--- Start ---

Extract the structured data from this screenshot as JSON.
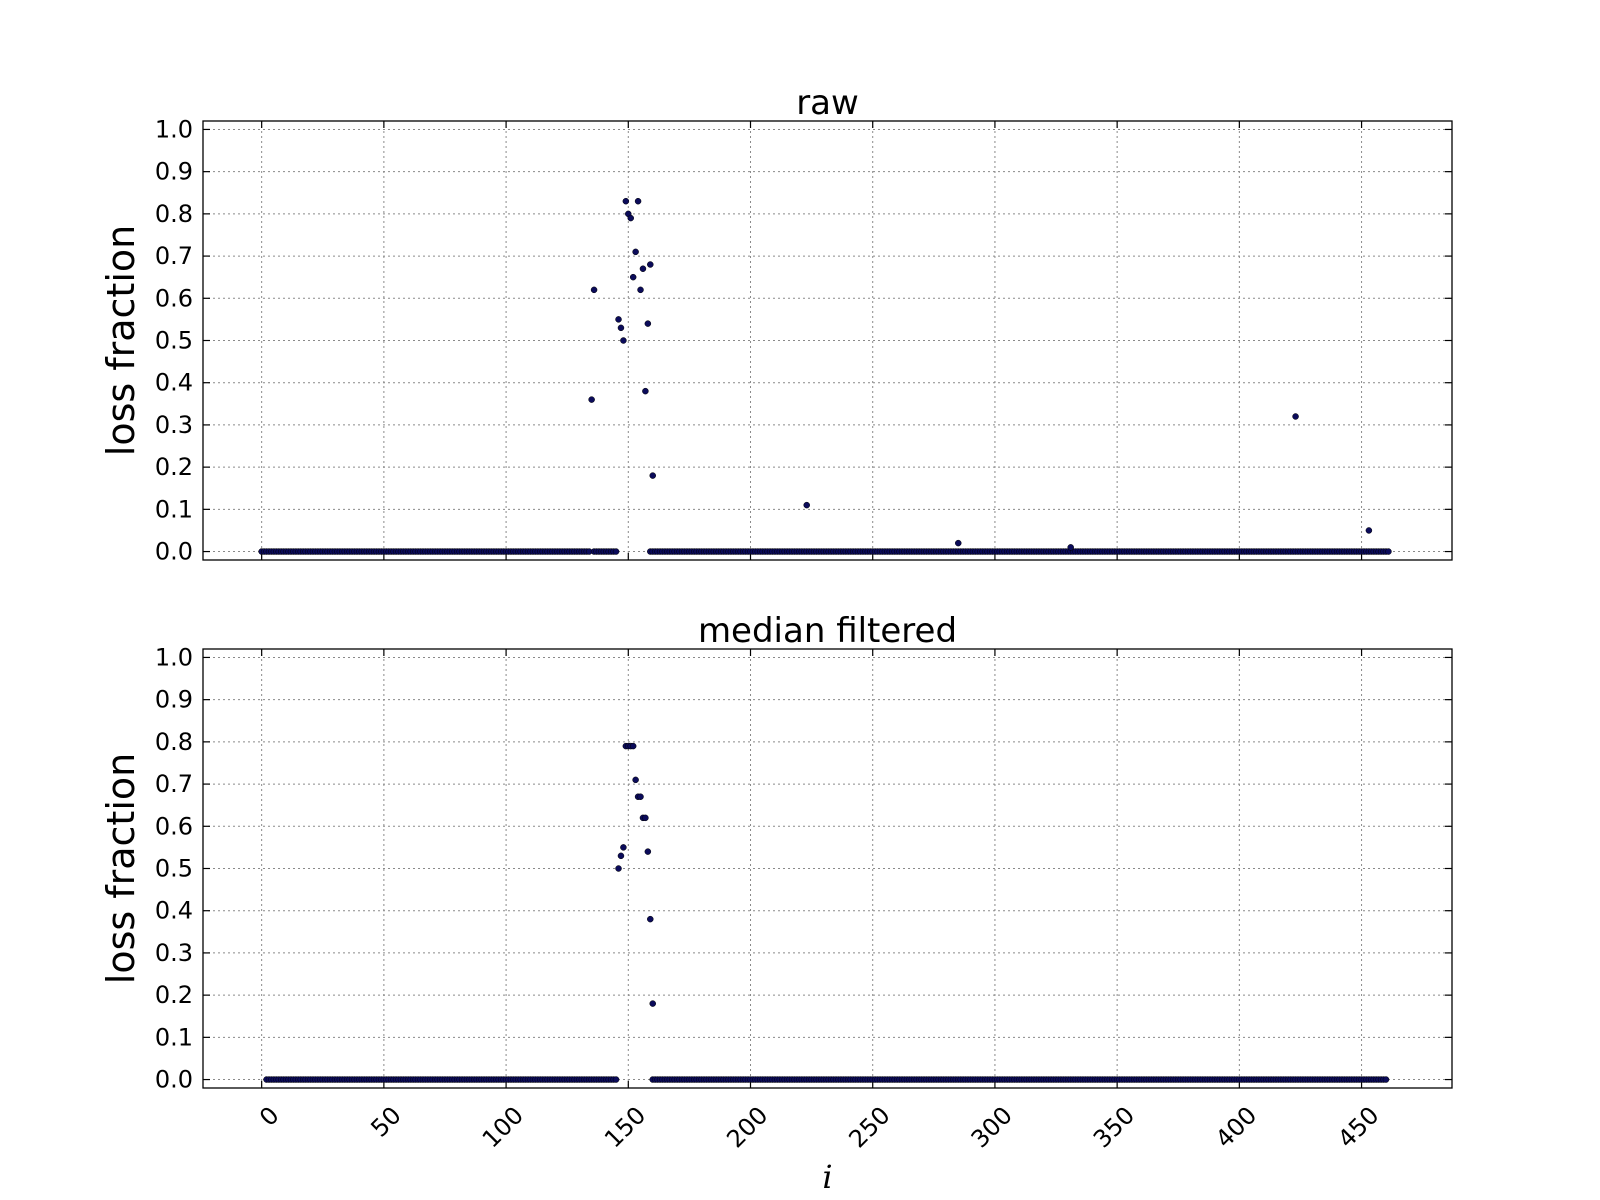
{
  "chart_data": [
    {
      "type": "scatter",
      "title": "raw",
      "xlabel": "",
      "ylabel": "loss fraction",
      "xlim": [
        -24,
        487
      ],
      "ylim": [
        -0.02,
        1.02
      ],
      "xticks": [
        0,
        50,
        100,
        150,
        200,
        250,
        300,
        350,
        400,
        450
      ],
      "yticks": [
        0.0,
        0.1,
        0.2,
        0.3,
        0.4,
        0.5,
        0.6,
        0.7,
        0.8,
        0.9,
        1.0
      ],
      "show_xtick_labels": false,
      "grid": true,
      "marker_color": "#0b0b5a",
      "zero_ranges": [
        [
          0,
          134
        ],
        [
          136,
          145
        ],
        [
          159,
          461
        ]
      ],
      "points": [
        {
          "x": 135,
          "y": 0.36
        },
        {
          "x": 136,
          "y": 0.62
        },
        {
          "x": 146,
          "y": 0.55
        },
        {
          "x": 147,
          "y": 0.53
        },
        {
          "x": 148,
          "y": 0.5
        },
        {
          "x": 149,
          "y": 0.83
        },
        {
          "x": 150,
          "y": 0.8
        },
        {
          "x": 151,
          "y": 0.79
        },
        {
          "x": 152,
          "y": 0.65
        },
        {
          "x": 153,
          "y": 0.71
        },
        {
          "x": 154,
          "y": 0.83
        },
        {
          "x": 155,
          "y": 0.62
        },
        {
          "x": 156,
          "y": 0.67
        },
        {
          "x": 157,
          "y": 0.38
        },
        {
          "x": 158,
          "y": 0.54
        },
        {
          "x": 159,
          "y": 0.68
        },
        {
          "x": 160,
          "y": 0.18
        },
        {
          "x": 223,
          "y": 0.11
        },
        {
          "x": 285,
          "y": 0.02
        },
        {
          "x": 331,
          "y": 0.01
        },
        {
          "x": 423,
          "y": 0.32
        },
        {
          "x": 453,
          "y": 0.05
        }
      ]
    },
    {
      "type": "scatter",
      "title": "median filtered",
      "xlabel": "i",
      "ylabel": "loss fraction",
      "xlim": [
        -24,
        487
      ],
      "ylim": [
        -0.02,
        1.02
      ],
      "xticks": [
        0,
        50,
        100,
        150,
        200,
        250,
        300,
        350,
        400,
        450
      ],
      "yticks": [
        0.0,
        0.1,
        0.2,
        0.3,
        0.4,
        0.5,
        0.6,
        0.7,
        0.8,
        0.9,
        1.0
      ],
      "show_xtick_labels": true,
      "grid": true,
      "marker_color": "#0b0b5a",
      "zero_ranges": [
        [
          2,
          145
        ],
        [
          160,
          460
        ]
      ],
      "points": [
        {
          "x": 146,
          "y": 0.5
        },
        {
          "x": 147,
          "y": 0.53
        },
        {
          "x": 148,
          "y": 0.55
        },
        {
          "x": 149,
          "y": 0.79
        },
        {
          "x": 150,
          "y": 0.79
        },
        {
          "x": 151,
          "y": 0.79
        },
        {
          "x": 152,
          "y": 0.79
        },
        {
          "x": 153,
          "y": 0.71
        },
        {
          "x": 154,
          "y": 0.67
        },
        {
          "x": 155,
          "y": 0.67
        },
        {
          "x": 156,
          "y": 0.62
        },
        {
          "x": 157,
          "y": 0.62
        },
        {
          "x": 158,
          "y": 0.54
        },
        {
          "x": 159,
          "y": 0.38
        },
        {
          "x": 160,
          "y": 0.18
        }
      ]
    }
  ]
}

--- End ---
--- Start ---

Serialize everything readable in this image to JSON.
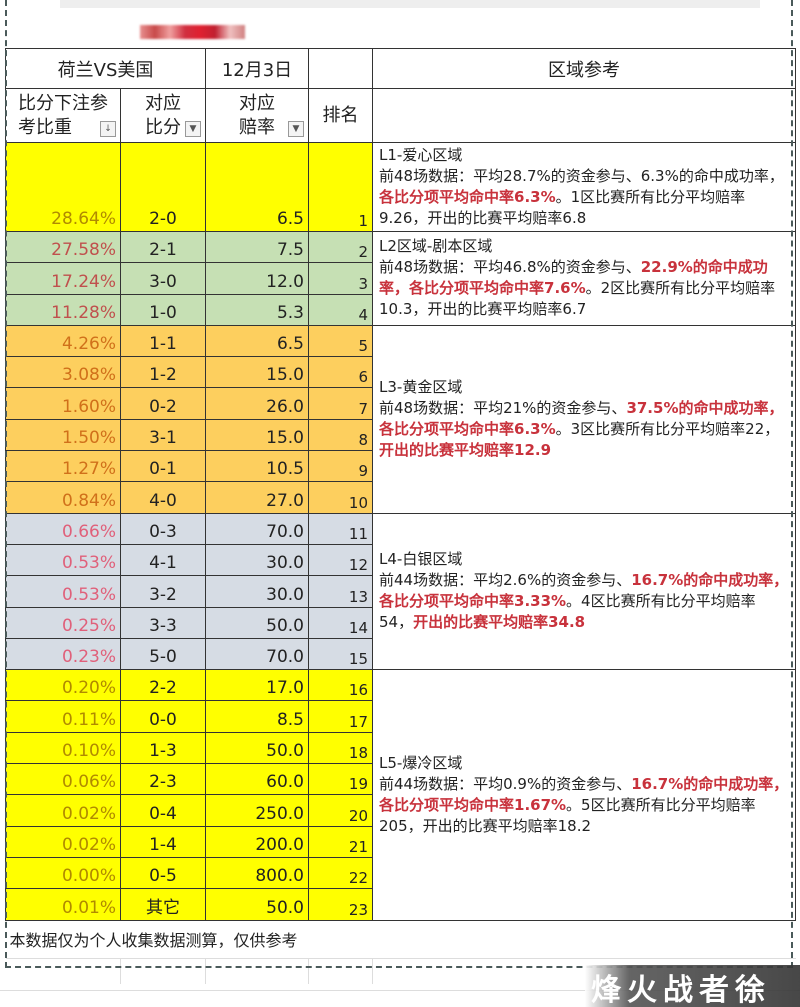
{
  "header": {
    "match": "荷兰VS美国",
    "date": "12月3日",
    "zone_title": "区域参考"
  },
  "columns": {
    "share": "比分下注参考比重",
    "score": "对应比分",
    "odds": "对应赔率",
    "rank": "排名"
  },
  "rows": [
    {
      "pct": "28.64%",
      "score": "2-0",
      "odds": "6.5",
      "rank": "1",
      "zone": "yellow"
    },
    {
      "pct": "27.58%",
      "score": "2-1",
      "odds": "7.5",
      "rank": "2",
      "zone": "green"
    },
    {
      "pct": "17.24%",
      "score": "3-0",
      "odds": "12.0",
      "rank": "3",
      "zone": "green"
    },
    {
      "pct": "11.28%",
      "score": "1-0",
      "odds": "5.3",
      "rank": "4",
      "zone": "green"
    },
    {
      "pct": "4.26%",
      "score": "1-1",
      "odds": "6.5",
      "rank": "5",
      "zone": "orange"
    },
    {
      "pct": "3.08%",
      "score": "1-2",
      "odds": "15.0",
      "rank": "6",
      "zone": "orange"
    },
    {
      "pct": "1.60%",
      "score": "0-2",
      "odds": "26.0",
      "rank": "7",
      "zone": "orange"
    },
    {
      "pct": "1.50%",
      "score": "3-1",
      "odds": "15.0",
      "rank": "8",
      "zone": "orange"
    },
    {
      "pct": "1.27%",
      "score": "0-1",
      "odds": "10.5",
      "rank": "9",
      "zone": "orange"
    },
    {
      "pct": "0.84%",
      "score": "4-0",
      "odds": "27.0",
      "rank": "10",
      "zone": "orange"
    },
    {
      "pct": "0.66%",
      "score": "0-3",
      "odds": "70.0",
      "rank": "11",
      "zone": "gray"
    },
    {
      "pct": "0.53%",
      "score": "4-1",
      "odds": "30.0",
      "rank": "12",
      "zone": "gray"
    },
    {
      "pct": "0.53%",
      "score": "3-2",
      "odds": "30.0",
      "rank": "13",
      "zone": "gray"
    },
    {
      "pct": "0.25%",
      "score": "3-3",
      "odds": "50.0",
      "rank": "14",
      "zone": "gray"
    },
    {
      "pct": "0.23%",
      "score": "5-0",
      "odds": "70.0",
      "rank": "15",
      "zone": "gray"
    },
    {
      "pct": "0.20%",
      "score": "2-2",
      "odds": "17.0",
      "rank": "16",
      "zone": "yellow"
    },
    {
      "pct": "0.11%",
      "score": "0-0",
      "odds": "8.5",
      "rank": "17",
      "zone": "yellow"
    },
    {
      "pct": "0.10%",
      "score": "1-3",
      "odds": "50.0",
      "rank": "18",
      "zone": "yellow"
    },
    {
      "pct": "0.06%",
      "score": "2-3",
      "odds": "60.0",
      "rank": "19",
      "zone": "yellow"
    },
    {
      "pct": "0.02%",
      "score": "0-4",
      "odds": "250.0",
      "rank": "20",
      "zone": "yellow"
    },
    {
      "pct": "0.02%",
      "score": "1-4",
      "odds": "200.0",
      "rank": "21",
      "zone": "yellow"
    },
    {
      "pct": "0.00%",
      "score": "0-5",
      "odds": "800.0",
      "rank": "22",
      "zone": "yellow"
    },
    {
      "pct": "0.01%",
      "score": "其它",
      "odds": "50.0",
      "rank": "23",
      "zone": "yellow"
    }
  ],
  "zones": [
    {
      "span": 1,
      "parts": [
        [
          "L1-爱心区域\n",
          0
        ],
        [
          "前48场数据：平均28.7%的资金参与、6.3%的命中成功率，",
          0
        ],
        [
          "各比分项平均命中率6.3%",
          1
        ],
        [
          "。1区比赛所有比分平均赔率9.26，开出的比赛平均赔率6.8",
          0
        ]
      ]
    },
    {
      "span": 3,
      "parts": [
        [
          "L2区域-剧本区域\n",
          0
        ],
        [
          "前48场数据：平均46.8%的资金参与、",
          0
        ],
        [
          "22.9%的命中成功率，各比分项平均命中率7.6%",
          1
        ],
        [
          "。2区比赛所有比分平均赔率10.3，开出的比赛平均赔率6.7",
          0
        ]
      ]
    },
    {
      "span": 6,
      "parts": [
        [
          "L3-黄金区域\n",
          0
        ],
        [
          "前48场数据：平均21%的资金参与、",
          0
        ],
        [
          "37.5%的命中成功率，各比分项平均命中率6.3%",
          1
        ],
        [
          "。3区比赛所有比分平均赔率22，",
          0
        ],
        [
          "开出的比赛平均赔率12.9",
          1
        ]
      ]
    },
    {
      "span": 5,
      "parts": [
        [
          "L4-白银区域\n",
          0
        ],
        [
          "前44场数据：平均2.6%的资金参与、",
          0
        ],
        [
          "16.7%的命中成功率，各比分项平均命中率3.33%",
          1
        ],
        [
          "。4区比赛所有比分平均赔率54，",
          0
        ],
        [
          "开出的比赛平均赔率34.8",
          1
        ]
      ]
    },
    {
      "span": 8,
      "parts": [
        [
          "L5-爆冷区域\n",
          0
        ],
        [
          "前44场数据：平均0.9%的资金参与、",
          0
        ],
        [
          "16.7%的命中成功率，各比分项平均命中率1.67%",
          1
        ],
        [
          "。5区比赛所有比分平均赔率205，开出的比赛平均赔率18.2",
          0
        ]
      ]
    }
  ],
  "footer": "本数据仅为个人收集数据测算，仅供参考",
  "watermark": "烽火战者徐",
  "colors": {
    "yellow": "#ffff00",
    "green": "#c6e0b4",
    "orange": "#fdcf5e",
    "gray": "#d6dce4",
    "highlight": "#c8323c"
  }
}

--- End ---

> [WHAT IS ASKED]: Using the records above, list each line that includes "的命中成功率".

> [FULL ANSWER]:
          "前48场数据：平均28.7%的资金参与、6.3%的命中成功率，",
          "22.9%的命中成功率，各比分项平均命中率7.6%",
          "37.5%的命中成功率，各比分项平均命中率6.3%",
          "16.7%的命中成功率，各比分项平均命中率3.33%",
          "16.7%的命中成功率，各比分项平均命中率1.67%",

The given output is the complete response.